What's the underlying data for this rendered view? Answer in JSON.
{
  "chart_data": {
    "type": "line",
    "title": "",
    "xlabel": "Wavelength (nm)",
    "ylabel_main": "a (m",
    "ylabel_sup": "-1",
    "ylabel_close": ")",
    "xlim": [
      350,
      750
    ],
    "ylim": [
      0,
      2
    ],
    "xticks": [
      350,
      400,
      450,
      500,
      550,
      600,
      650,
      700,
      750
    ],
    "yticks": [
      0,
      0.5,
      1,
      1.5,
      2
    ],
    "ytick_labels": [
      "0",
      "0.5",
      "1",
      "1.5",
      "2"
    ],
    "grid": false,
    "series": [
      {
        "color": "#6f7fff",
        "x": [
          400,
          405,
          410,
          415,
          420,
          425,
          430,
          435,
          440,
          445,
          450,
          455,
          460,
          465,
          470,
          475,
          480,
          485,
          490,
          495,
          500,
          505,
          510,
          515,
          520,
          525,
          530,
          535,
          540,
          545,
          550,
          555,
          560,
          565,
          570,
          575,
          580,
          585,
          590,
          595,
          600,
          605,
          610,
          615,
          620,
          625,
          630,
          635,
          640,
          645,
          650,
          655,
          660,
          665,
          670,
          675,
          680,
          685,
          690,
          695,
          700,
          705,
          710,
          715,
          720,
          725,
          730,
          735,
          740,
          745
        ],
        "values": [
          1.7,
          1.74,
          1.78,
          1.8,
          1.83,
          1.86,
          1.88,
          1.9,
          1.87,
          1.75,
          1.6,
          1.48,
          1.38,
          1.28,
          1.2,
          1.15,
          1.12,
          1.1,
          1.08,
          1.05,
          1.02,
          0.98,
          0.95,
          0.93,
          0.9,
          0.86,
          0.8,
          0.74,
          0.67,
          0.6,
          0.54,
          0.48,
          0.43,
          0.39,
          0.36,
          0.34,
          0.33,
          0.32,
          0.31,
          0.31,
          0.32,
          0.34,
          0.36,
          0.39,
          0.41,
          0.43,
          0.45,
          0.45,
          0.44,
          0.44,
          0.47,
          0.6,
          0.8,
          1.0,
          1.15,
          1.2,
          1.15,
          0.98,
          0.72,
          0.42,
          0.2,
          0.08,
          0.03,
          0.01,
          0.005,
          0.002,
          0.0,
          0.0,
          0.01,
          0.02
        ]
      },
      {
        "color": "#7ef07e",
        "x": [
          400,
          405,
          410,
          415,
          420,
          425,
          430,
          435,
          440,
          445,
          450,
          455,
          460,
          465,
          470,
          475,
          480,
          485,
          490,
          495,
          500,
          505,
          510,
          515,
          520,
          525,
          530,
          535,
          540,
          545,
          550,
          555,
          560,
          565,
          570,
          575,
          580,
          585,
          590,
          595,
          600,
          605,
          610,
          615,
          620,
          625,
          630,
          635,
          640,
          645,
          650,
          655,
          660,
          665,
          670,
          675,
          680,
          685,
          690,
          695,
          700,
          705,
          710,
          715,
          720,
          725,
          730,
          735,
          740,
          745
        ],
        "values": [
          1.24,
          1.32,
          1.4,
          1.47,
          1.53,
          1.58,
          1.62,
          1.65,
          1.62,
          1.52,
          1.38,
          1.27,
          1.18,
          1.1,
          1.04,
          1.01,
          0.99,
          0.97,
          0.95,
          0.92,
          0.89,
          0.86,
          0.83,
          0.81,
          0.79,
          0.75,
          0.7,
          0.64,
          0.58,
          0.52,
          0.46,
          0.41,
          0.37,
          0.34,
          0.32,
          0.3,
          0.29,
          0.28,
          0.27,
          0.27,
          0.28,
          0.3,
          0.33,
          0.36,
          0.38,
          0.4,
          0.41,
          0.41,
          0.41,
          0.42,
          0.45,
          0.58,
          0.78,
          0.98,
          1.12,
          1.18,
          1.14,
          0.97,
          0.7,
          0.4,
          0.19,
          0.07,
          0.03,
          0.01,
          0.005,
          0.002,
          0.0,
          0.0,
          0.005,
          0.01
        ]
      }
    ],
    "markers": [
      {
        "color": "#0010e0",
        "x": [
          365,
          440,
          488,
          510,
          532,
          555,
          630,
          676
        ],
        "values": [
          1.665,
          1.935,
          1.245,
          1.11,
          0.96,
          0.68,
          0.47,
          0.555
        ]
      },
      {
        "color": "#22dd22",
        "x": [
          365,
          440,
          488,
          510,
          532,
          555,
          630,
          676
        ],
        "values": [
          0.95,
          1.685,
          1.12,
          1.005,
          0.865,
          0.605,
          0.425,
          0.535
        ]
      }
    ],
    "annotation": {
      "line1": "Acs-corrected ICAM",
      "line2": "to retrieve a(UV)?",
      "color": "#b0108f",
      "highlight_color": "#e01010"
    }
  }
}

....

Written exercise: Transcribe all lines as written.

Result of the exercise:
What's the underlying data for this rendered view? Answer in JSON.
{
  "chart_data": {
    "type": "line",
    "title": "",
    "xlabel": "Wavelength (nm)",
    "ylabel_main": "a (m",
    "ylabel_sup": "-1",
    "ylabel_close": ")",
    "xlim": [
      350,
      750
    ],
    "ylim": [
      0,
      2
    ],
    "xticks": [
      350,
      400,
      450,
      500,
      550,
      600,
      650,
      700,
      750
    ],
    "yticks": [
      0,
      0.5,
      1,
      1.5,
      2
    ],
    "ytick_labels": [
      "0",
      "0.5",
      "1",
      "1.5",
      "2"
    ],
    "grid": false,
    "series": [
      {
        "color": "#6f7fff",
        "x": [
          400,
          405,
          410,
          415,
          420,
          425,
          430,
          435,
          440,
          445,
          450,
          455,
          460,
          465,
          470,
          475,
          480,
          485,
          490,
          495,
          500,
          505,
          510,
          515,
          520,
          525,
          530,
          535,
          540,
          545,
          550,
          555,
          560,
          565,
          570,
          575,
          580,
          585,
          590,
          595,
          600,
          605,
          610,
          615,
          620,
          625,
          630,
          635,
          640,
          645,
          650,
          655,
          660,
          665,
          670,
          675,
          680,
          685,
          690,
          695,
          700,
          705,
          710,
          715,
          720,
          725,
          730,
          735,
          740,
          745
        ],
        "values": [
          1.7,
          1.74,
          1.78,
          1.8,
          1.83,
          1.86,
          1.88,
          1.9,
          1.87,
          1.75,
          1.6,
          1.48,
          1.38,
          1.28,
          1.2,
          1.15,
          1.12,
          1.1,
          1.08,
          1.05,
          1.02,
          0.98,
          0.95,
          0.93,
          0.9,
          0.86,
          0.8,
          0.74,
          0.67,
          0.6,
          0.54,
          0.48,
          0.43,
          0.39,
          0.36,
          0.34,
          0.33,
          0.32,
          0.31,
          0.31,
          0.32,
          0.34,
          0.36,
          0.39,
          0.41,
          0.43,
          0.45,
          0.45,
          0.44,
          0.44,
          0.47,
          0.6,
          0.8,
          1.0,
          1.15,
          1.2,
          1.15,
          0.98,
          0.72,
          0.42,
          0.2,
          0.08,
          0.03,
          0.01,
          0.005,
          0.002,
          0.0,
          0.0,
          0.01,
          0.02
        ]
      },
      {
        "color": "#7ef07e",
        "x": [
          400,
          405,
          410,
          415,
          420,
          425,
          430,
          435,
          440,
          445,
          450,
          455,
          460,
          465,
          470,
          475,
          480,
          485,
          490,
          495,
          500,
          505,
          510,
          515,
          520,
          525,
          530,
          535,
          540,
          545,
          550,
          555,
          560,
          565,
          570,
          575,
          580,
          585,
          590,
          595,
          600,
          605,
          610,
          615,
          620,
          625,
          630,
          635,
          640,
          645,
          650,
          655,
          660,
          665,
          670,
          675,
          680,
          685,
          690,
          695,
          700,
          705,
          710,
          715,
          720,
          725,
          730,
          735,
          740,
          745
        ],
        "values": [
          1.24,
          1.32,
          1.4,
          1.47,
          1.53,
          1.58,
          1.62,
          1.65,
          1.62,
          1.52,
          1.38,
          1.27,
          1.18,
          1.1,
          1.04,
          1.01,
          0.99,
          0.97,
          0.95,
          0.92,
          0.89,
          0.86,
          0.83,
          0.81,
          0.79,
          0.75,
          0.7,
          0.64,
          0.58,
          0.52,
          0.46,
          0.41,
          0.37,
          0.34,
          0.32,
          0.3,
          0.29,
          0.28,
          0.27,
          0.27,
          0.28,
          0.3,
          0.33,
          0.36,
          0.38,
          0.4,
          0.41,
          0.41,
          0.41,
          0.42,
          0.45,
          0.58,
          0.78,
          0.98,
          1.12,
          1.18,
          1.14,
          0.97,
          0.7,
          0.4,
          0.19,
          0.07,
          0.03,
          0.01,
          0.005,
          0.002,
          0.0,
          0.0,
          0.005,
          0.01
        ]
      }
    ],
    "markers": [
      {
        "color": "#0010e0",
        "x": [
          365,
          440,
          488,
          510,
          532,
          555,
          630,
          676
        ],
        "values": [
          1.665,
          1.935,
          1.245,
          1.11,
          0.96,
          0.68,
          0.47,
          0.555
        ]
      },
      {
        "color": "#22dd22",
        "x": [
          365,
          440,
          488,
          510,
          532,
          555,
          630,
          676
        ],
        "values": [
          0.95,
          1.685,
          1.12,
          1.005,
          0.865,
          0.605,
          0.425,
          0.535
        ]
      }
    ],
    "annotation": {
      "line1": "Acs-corrected ICAM",
      "line2": "to retrieve a(UV)?",
      "color": "#b0108f",
      "highlight_color": "#e01010"
    }
  }
}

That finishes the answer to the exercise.